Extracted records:

○ ○ ○ ○ ○ ○ ○

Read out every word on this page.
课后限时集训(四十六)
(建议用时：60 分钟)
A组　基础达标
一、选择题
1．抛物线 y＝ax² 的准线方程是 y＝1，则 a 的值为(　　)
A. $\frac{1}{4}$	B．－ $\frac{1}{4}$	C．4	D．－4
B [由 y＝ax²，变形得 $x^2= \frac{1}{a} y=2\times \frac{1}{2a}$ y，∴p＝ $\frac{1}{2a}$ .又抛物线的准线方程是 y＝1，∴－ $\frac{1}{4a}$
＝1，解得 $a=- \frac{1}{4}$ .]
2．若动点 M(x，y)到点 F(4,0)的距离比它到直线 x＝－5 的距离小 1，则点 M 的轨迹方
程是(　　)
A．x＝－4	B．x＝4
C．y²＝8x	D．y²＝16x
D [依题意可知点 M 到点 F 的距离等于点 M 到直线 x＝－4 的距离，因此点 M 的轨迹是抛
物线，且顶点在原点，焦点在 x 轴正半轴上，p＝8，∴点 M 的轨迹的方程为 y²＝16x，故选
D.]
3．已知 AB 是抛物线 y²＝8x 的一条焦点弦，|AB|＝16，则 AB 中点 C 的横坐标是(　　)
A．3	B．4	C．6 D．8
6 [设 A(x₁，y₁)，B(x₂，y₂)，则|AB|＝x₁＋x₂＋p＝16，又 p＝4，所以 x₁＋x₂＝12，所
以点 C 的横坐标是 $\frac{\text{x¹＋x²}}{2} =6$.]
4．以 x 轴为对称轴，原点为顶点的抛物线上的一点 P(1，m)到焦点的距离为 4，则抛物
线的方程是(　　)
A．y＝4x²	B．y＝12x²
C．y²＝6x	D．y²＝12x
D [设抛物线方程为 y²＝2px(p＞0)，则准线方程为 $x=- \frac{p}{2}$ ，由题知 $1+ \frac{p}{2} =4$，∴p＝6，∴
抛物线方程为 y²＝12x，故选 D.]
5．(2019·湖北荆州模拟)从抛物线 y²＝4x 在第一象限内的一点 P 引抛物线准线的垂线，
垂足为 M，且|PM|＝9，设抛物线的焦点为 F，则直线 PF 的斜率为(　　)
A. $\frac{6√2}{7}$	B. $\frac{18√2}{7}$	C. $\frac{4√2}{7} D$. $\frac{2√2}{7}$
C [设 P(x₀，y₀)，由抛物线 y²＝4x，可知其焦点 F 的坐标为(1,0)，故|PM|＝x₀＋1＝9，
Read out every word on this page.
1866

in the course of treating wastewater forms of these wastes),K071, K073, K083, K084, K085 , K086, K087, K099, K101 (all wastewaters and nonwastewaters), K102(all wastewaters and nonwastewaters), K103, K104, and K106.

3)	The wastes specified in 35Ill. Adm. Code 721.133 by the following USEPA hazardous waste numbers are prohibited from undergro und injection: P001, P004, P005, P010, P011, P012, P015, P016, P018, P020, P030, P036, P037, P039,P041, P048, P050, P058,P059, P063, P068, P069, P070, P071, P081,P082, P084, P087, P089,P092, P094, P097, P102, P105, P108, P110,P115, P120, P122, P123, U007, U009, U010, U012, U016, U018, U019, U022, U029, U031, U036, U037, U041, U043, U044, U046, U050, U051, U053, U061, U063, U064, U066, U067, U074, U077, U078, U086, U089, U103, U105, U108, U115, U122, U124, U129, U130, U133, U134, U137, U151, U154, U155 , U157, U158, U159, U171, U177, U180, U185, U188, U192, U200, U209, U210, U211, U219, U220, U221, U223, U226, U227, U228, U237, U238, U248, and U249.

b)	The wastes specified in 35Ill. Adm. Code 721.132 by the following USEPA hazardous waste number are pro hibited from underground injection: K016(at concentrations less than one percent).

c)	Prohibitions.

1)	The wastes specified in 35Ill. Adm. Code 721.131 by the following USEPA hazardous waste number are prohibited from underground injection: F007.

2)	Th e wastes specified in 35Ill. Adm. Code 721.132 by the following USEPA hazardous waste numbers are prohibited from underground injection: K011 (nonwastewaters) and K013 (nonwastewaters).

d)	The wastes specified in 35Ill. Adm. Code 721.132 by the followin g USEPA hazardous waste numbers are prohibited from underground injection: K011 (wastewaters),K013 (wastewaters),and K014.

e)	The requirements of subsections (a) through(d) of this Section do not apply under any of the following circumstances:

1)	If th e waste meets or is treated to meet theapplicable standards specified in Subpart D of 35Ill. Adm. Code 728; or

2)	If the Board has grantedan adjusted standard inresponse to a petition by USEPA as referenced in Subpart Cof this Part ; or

○ ○ ○ ○ ○ ○ ○

> Exercise brief:
Show each line of the listing that holds the string "的横坐标是".

> Output of the exercise:
3．已知 AB 是抛物线 y²＝8x 的一条焦点弦，|AB|＝16，则 AB 中点 C 的横坐标是(　　)
以点 C 的横坐标是 $\frac{\text{x¹＋x²}}{2} =6$.]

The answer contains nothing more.